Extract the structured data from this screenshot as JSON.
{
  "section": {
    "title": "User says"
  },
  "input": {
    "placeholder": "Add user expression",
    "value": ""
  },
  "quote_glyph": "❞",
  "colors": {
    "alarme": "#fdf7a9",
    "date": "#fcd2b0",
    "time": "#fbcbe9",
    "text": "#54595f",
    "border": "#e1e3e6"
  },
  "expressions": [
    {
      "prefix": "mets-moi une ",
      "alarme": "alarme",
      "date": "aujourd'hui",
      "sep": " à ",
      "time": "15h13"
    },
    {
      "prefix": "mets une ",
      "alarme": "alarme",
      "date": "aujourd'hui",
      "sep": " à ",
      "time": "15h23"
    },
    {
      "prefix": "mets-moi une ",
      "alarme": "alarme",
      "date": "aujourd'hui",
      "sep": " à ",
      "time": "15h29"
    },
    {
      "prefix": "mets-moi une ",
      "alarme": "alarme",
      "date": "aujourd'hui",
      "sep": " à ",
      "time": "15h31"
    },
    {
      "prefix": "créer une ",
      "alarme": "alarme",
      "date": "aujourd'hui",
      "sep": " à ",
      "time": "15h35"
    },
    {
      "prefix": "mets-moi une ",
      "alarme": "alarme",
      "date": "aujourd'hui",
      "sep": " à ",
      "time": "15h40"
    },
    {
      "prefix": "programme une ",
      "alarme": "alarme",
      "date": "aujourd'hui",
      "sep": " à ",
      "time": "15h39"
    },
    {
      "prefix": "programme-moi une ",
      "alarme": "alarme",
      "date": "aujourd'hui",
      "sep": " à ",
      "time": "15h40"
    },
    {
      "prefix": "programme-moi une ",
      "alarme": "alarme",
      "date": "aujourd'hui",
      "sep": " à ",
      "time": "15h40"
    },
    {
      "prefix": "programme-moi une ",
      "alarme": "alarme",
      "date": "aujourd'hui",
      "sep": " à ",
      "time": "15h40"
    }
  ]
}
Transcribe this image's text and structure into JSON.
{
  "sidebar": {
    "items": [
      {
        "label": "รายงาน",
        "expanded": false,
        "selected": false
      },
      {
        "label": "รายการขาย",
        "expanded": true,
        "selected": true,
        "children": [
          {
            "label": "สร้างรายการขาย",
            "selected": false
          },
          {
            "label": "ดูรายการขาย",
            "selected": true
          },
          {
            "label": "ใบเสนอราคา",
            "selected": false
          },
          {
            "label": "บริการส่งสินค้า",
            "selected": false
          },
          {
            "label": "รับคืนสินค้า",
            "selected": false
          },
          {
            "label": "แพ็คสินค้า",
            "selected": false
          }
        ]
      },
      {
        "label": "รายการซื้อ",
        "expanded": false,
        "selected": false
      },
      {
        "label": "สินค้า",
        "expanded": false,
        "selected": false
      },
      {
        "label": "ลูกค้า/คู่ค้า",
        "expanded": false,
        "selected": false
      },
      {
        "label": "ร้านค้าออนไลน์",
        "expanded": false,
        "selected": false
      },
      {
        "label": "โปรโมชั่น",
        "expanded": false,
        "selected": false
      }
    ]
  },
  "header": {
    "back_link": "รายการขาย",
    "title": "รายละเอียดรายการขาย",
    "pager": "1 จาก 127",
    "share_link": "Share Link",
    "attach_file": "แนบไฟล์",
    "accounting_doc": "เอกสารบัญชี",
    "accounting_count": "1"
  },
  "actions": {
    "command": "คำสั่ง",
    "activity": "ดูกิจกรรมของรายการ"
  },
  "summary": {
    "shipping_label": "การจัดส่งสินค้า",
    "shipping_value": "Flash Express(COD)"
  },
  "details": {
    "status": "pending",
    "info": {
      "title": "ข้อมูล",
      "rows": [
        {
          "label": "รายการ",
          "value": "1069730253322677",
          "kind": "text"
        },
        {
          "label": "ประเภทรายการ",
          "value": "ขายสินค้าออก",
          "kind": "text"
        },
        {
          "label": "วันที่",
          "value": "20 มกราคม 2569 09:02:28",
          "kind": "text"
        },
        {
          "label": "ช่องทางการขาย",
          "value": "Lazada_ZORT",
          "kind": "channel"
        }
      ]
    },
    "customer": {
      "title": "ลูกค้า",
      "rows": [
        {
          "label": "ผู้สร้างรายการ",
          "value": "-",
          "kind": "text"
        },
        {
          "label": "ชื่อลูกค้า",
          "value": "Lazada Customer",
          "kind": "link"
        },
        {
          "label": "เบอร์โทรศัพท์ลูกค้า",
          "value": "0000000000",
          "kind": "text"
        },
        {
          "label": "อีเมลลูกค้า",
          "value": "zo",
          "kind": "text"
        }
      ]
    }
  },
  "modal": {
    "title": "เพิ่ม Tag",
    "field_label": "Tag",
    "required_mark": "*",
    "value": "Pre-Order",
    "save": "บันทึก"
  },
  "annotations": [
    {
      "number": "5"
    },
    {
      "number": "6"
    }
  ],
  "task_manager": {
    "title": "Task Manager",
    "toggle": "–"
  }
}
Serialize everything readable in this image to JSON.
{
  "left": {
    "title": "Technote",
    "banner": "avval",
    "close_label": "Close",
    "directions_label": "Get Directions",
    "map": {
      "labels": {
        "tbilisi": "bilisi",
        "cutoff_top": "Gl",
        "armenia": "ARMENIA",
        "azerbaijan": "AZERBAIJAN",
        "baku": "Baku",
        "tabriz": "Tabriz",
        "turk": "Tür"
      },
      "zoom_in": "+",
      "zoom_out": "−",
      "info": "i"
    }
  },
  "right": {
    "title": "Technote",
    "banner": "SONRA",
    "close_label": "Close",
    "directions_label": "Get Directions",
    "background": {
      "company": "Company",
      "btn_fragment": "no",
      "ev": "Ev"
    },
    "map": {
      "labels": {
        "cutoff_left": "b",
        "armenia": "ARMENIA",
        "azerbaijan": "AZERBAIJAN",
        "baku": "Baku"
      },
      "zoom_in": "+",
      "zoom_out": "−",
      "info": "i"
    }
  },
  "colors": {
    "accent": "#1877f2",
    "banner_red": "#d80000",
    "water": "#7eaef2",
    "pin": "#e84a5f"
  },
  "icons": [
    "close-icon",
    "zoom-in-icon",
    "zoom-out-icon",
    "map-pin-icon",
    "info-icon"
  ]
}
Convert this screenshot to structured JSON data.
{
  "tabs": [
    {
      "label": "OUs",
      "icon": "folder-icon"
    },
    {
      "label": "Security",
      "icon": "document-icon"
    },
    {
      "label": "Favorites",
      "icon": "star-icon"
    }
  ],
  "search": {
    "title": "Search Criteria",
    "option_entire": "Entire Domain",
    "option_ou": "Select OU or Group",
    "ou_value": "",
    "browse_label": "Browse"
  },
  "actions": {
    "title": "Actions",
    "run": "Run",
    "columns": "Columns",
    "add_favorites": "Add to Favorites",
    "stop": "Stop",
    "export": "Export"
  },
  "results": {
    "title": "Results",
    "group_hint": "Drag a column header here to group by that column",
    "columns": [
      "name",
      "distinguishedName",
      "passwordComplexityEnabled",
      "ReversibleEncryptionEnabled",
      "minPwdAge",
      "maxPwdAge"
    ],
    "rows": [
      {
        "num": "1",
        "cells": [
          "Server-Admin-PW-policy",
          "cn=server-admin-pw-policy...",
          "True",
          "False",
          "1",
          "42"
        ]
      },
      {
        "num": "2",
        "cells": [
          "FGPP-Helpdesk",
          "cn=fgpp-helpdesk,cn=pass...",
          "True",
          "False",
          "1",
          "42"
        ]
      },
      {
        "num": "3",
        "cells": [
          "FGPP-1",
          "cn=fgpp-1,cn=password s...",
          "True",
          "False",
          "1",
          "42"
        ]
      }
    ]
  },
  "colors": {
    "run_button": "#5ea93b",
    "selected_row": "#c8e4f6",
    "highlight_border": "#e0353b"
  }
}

++++++

- _Exercise task_: Take the entries above and copy them out exactly.

- _Correct answer_:
Extract the structured data from this screenshot as JSON.
{
  "section": {
    "title": "User says"
  },
  "input": {
    "placeholder": "Add user expression",
    "value": ""
  },
  "quote_glyph": "❞",
  "colors": {
    "alarme": "#fdf7a9",
    "date": "#fcd2b0",
    "time": "#fbcbe9",
    "text": "#54595f",
    "border": "#e1e3e6"
  },
  "expressions": [
    {
      "prefix": "mets-moi une ",
      "alarme": "alarme",
      "date": "aujourd'hui",
      "sep": " à ",
      "time": "15h13"
    },
    {
      "prefix": "mets une ",
      "alarme": "alarme",
      "date": "aujourd'hui",
      "sep": " à ",
      "time": "15h23"
    },
    {
      "prefix": "mets-moi une ",
      "alarme": "alarme",
      "date": "aujourd'hui",
      "sep": " à ",
      "time": "15h29"
    },
    {
      "prefix": "mets-moi une ",
      "alarme": "alarme",
      "date": "aujourd'hui",
      "sep": " à ",
      "time": "15h31"
    },
    {
      "prefix": "créer une ",
      "alarme": "alarme",
      "date": "aujourd'hui",
      "sep": " à ",
      "time": "15h35"
    },
    {
      "prefix": "mets-moi une ",
      "alarme": "alarme",
      "date": "aujourd'hui",
      "sep": " à ",
      "time": "15h40"
    },
    {
      "prefix": "programme une ",
      "alarme": "alarme",
      "date": "aujourd'hui",
      "sep": " à ",
      "time": "15h39"
    },
    {
      "prefix": "programme-moi une ",
      "alarme": "alarme",
      "date": "aujourd'hui",
      "sep": " à ",
      "time": "15h40"
    },
    {
      "prefix": "programme-moi une ",
      "alarme": "alarme",
      "date": "aujourd'hui",
      "sep": " à ",
      "time": "15h40"
    },
    {
      "prefix": "programme-moi une ",
      "alarme": "alarme",
      "date": "aujourd'hui",
      "sep": " à ",
      "time": "15h40"
    }
  ]
}
Transcribe this image's text and structure into JSON.
{
  "sidebar": {
    "items": [
      {
        "label": "รายงาน",
        "expanded": false,
        "selected": false
      },
      {
        "label": "รายการขาย",
        "expanded": true,
        "selected": true,
        "children": [
          {
            "label": "สร้างรายการขาย",
            "selected": false
          },
          {
            "label": "ดูรายการขาย",
            "selected": true
          },
          {
            "label": "ใบเสนอราคา",
            "selected": false
          },
          {
            "label": "บริการส่งสินค้า",
            "selected": false
          },
          {
            "label": "รับคืนสินค้า",
            "selected": false
          },
          {
            "label": "แพ็คสินค้า",
            "selected": false
          }
        ]
      },
      {
        "label": "รายการซื้อ",
        "expanded": false,
        "selected": false
      },
      {
        "label": "สินค้า",
        "expanded": false,
        "selected": false
      },
      {
        "label": "ลูกค้า/คู่ค้า",
        "expanded": false,
        "selected": false
      },
      {
        "label": "ร้านค้าออนไลน์",
        "expanded": false,
        "selected": false
      },
      {
        "label": "โปรโมชั่น",
        "expanded": false,
        "selected": false
      }
    ]
  },
  "header": {
    "back_link": "รายการขาย",
    "title": "รายละเอียดรายการขาย",
    "pager": "1 จาก 127",
    "share_link": "Share Link",
    "attach_file": "แนบไฟล์",
    "accounting_doc": "เอกสารบัญชี",
    "accounting_count": "1"
  },
  "actions": {
    "command": "คำสั่ง",
    "activity": "ดูกิจกรรมของรายการ"
  },
  "summary": {
    "shipping_label": "การจัดส่งสินค้า",
    "shipping_value": "Flash Express(COD)"
  },
  "details": {
    "status": "pending",
    "info": {
      "title": "ข้อมูล",
      "rows": [
        {
          "label": "รายการ",
          "value": "1069730253322677",
          "kind": "text"
        },
        {
          "label": "ประเภทรายการ",
          "value": "ขายสินค้าออก",
          "kind": "text"
        },
        {
          "label": "วันที่",
          "value": "20 มกราคม 2569 09:02:28",
          "kind": "text"
        },
        {
          "label": "ช่องทางการขาย",
          "value": "Lazada_ZORT",
          "kind": "channel"
        }
      ]
    },
    "customer": {
      "title": "ลูกค้า",
      "rows": [
        {
          "label": "ผู้สร้างรายการ",
          "value": "-",
          "kind": "text"
        },
        {
          "label": "ชื่อลูกค้า",
          "value": "Lazada Customer",
          "kind": "link"
        },
        {
          "label": "เบอร์โทรศัพท์ลูกค้า",
          "value": "0000000000",
          "kind": "text"
        },
        {
          "label": "อีเมลลูกค้า",
          "value": "zo",
          "kind": "text"
        }
      ]
    }
  },
  "modal": {
    "title": "เพิ่ม Tag",
    "field_label": "Tag",
    "required_mark": "*",
    "value": "Pre-Order",
    "save": "บันทึก"
  },
  "annotations": [
    {
      "number": "5"
    },
    {
      "number": "6"
    }
  ],
  "task_manager": {
    "title": "Task Manager",
    "toggle": "–"
  }
}
Serialize everything readable in this image to JSON.
{
  "left": {
    "title": "Technote",
    "banner": "avval",
    "close_label": "Close",
    "directions_label": "Get Directions",
    "map": {
      "labels": {
        "tbilisi": "bilisi",
        "cutoff_top": "Gl",
        "armenia": "ARMENIA",
        "azerbaijan": "AZERBAIJAN",
        "baku": "Baku",
        "tabriz": "Tabriz",
        "turk": "Tür"
      },
      "zoom_in": "+",
      "zoom_out": "−",
      "info": "i"
    }
  },
  "right": {
    "title": "Technote",
    "banner": "SONRA",
    "close_label": "Close",
    "directions_label": "Get Directions",
    "background": {
      "company": "Company",
      "btn_fragment": "no",
      "ev": "Ev"
    },
    "map": {
      "labels": {
        "cutoff_left": "b",
        "armenia": "ARMENIA",
        "azerbaijan": "AZERBAIJAN",
        "baku": "Baku"
      },
      "zoom_in": "+",
      "zoom_out": "−",
      "info": "i"
    }
  },
  "colors": {
    "accent": "#1877f2",
    "banner_red": "#d80000",
    "water": "#7eaef2",
    "pin": "#e84a5f"
  },
  "icons": [
    "close-icon",
    "zoom-in-icon",
    "zoom-out-icon",
    "map-pin-icon",
    "info-icon"
  ]
}
Convert this screenshot to structured JSON data.
{
  "tabs": [
    {
      "label": "OUs",
      "icon": "folder-icon"
    },
    {
      "label": "Security",
      "icon": "document-icon"
    },
    {
      "label": "Favorites",
      "icon": "star-icon"
    }
  ],
  "search": {
    "title": "Search Criteria",
    "option_entire": "Entire Domain",
    "option_ou": "Select OU or Group",
    "ou_value": "",
    "browse_label": "Browse"
  },
  "actions": {
    "title": "Actions",
    "run": "Run",
    "columns": "Columns",
    "add_favorites": "Add to Favorites",
    "stop": "Stop",
    "export": "Export"
  },
  "results": {
    "title": "Results",
    "group_hint": "Drag a column header here to group by that column",
    "columns": [
      "name",
      "distinguishedName",
      "passwordComplexityEnabled",
      "ReversibleEncryptionEnabled",
      "minPwdAge",
      "maxPwdAge"
    ],
    "rows": [
      {
        "num": "1",
        "cells": [
          "Server-Admin-PW-policy",
          "cn=server-admin-pw-policy...",
          "True",
          "False",
          "1",
          "42"
        ]
      },
      {
        "num": "2",
        "cells": [
          "FGPP-Helpdesk",
          "cn=fgpp-helpdesk,cn=pass...",
          "True",
          "False",
          "1",
          "42"
        ]
      },
      {
        "num": "3",
        "cells": [
          "FGPP-1",
          "cn=fgpp-1,cn=password s...",
          "True",
          "False",
          "1",
          "42"
        ]
      }
    ]
  },
  "colors": {
    "run_button": "#5ea93b",
    "selected_row": "#c8e4f6",
    "highlight_border": "#e0353b"
  }
}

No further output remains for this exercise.